■ PROBLEM TO WORK ON:
Identify every line in the records below that contains the word "places", and copy each of those lines.

[Dataset records]
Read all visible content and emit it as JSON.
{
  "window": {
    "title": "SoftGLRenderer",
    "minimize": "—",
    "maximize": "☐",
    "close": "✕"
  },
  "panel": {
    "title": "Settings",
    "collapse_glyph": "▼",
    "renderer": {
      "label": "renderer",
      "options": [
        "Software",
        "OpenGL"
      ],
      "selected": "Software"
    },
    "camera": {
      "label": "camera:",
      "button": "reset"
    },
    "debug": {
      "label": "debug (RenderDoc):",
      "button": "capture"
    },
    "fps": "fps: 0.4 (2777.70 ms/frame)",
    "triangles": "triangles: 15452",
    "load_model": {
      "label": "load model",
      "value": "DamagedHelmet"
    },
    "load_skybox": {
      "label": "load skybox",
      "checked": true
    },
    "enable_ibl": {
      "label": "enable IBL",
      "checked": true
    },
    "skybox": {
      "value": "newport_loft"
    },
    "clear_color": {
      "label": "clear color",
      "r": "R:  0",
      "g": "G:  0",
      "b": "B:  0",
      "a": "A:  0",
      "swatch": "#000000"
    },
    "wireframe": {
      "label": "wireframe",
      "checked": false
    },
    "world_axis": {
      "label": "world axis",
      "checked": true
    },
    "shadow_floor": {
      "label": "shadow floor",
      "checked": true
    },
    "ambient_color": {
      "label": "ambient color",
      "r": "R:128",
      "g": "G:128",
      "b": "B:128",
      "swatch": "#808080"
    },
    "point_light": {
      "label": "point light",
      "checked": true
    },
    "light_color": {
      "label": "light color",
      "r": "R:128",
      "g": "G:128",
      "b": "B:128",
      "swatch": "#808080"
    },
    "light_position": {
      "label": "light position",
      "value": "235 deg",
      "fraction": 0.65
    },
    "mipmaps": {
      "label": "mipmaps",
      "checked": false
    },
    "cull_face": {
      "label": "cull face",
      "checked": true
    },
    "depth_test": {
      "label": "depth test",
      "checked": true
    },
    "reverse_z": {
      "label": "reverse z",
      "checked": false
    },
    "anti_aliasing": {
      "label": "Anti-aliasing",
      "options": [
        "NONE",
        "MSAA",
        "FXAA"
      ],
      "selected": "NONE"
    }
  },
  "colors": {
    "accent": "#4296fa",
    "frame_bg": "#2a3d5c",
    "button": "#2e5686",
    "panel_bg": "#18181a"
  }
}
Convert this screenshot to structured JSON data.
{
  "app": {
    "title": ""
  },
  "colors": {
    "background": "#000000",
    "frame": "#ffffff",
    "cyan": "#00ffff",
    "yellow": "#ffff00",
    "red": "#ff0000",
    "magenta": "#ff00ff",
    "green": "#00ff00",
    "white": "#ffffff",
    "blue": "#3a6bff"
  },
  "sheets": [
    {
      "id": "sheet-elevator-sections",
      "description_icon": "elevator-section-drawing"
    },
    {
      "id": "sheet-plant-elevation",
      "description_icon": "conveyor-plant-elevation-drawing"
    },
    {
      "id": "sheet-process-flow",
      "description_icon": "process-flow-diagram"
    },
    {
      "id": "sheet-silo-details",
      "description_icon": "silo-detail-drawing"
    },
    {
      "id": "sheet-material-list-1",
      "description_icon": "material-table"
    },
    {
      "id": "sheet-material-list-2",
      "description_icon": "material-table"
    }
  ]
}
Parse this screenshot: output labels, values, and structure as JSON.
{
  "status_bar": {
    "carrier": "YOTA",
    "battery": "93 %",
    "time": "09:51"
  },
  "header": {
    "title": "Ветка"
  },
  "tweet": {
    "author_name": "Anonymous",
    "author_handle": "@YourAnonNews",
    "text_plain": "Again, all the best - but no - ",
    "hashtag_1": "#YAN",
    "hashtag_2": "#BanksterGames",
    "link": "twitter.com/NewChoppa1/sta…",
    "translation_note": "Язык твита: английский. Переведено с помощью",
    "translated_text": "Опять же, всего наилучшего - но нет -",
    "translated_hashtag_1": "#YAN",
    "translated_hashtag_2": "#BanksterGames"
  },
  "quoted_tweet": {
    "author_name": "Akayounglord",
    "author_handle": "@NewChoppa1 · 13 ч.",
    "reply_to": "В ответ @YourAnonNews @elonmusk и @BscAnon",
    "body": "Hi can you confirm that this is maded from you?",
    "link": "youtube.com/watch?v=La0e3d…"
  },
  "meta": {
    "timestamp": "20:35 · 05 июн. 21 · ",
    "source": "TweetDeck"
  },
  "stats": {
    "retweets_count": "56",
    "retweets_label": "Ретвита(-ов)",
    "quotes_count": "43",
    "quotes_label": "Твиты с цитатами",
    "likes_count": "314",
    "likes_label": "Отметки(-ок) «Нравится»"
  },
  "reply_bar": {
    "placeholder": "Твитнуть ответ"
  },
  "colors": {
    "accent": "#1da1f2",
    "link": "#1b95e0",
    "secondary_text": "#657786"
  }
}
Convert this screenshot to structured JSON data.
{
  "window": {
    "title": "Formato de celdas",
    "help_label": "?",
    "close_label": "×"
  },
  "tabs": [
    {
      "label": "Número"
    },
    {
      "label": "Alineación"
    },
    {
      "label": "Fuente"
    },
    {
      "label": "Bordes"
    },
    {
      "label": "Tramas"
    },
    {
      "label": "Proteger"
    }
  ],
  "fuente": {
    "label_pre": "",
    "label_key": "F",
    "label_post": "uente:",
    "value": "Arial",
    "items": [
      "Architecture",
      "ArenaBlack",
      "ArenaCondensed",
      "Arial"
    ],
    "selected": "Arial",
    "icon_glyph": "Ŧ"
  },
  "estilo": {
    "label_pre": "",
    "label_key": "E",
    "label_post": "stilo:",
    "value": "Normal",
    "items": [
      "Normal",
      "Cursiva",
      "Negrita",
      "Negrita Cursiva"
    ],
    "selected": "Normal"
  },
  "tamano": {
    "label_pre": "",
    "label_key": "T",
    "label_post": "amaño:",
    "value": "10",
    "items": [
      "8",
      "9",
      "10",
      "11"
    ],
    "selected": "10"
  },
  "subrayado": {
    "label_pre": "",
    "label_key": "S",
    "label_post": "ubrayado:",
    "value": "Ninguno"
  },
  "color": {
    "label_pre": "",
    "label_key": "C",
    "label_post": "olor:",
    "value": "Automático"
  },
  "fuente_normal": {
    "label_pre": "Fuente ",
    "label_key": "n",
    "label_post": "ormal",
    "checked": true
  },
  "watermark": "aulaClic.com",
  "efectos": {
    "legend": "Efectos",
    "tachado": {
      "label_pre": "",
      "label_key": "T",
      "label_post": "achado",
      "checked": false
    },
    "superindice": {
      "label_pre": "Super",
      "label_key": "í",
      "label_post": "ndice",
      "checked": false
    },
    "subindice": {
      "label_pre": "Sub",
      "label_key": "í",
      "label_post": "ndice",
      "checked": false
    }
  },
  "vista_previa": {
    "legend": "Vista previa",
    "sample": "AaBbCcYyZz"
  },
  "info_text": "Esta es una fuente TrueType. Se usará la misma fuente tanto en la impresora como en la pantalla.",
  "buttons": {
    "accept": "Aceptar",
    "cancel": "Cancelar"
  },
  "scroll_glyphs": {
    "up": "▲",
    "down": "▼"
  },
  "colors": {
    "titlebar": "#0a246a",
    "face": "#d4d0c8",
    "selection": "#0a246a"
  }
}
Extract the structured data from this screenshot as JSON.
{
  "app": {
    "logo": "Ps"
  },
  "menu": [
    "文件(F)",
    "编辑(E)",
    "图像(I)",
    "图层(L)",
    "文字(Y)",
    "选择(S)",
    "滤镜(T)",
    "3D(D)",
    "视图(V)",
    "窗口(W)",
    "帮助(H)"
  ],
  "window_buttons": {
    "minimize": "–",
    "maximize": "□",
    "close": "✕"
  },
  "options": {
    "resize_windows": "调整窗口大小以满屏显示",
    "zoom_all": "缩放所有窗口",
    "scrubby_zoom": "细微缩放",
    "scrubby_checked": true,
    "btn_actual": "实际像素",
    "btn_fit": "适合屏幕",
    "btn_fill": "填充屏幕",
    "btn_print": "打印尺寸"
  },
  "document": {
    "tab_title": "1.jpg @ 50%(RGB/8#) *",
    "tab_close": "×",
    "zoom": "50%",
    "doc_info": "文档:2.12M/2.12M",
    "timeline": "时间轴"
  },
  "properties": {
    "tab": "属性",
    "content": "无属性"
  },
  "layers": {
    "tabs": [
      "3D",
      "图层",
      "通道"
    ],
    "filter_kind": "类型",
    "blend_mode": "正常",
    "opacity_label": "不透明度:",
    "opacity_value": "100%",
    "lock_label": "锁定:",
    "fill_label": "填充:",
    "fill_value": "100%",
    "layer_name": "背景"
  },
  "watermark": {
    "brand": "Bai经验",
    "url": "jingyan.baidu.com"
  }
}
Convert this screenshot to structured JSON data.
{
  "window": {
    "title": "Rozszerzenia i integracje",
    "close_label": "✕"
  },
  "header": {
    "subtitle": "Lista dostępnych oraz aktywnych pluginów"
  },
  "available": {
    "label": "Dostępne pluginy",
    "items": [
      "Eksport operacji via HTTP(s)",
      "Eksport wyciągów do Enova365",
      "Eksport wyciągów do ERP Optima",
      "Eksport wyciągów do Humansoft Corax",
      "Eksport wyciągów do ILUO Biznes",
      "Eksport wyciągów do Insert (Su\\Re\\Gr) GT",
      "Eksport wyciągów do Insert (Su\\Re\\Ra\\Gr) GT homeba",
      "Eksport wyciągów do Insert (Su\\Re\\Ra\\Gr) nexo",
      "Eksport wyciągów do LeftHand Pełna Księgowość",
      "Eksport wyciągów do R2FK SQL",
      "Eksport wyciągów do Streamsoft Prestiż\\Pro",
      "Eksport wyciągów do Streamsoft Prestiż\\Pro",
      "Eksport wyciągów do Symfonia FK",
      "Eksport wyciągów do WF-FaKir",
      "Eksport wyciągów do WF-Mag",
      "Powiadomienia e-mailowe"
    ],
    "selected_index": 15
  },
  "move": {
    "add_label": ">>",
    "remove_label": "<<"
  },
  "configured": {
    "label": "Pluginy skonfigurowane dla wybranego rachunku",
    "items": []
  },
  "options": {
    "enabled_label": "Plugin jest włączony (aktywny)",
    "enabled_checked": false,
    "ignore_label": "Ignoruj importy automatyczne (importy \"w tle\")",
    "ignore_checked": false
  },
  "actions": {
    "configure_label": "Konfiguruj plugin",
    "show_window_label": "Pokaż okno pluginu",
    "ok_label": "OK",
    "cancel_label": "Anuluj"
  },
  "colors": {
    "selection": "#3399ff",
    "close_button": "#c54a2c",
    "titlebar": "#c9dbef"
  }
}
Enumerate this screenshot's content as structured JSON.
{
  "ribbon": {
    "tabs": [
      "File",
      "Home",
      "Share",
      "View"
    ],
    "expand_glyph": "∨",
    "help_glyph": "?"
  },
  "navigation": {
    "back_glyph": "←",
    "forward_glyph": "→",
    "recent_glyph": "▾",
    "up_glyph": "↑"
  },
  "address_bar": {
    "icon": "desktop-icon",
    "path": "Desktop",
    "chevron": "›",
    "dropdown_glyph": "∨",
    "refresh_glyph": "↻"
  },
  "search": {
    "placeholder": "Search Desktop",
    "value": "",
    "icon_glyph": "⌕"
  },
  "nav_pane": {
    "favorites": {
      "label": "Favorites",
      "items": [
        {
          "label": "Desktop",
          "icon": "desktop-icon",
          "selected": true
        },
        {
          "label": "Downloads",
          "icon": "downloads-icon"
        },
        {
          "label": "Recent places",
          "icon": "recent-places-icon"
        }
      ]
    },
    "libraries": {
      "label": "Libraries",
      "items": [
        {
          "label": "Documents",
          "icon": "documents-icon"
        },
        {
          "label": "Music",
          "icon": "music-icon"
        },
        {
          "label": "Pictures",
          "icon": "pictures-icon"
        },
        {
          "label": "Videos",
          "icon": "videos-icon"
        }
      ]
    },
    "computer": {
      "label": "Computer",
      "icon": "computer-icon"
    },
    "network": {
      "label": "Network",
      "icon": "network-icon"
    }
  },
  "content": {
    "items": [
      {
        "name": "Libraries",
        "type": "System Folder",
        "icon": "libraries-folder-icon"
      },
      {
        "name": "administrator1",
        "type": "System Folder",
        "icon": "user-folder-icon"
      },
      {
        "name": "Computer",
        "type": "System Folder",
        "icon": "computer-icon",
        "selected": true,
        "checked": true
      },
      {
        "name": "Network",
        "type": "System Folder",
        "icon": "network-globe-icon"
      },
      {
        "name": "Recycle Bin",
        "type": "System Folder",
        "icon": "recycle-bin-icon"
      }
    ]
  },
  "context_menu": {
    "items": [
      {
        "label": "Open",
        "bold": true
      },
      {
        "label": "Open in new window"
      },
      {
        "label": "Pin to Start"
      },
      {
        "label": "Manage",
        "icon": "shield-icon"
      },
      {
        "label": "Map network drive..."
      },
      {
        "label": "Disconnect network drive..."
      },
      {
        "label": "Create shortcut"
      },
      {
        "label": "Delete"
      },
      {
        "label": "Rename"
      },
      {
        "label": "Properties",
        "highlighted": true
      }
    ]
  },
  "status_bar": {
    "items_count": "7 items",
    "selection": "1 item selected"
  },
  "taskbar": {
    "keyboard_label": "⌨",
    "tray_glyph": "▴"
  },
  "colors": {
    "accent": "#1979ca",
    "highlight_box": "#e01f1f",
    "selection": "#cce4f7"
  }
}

■ SOLVED EXERCISE:
          "label": "Recent places",
          "icon": "recent-places-icon"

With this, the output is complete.